[Records contained in a dataset]
----------

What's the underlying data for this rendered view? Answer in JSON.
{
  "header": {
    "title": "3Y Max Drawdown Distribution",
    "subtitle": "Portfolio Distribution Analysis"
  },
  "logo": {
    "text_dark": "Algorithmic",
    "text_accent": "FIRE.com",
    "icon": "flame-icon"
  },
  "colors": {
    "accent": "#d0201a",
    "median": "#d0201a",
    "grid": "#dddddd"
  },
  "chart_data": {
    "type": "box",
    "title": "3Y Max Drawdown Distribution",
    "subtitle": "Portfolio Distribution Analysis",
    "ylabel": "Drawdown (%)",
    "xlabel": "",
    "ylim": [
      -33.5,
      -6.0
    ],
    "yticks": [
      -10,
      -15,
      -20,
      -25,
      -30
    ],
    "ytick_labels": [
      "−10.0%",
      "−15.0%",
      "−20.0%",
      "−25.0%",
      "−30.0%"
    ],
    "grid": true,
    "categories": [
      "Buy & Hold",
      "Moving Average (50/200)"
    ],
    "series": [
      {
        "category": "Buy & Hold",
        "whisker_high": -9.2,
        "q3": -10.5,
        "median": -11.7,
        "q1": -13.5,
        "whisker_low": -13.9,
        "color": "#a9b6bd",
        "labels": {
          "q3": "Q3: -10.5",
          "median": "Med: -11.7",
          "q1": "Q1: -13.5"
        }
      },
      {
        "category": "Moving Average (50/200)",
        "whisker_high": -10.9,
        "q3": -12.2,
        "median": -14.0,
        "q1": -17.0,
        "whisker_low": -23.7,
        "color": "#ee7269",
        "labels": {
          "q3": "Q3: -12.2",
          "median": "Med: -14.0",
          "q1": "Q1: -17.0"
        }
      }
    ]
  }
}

----------

### SHORT EXERCISE
Look through the listing and extract every line with "subtitle" in it.

### IN RESPONSE
    "subtitle": "Portfolio Distribution Analysis"
    "subtitle": "Portfolio Distribution Analysis",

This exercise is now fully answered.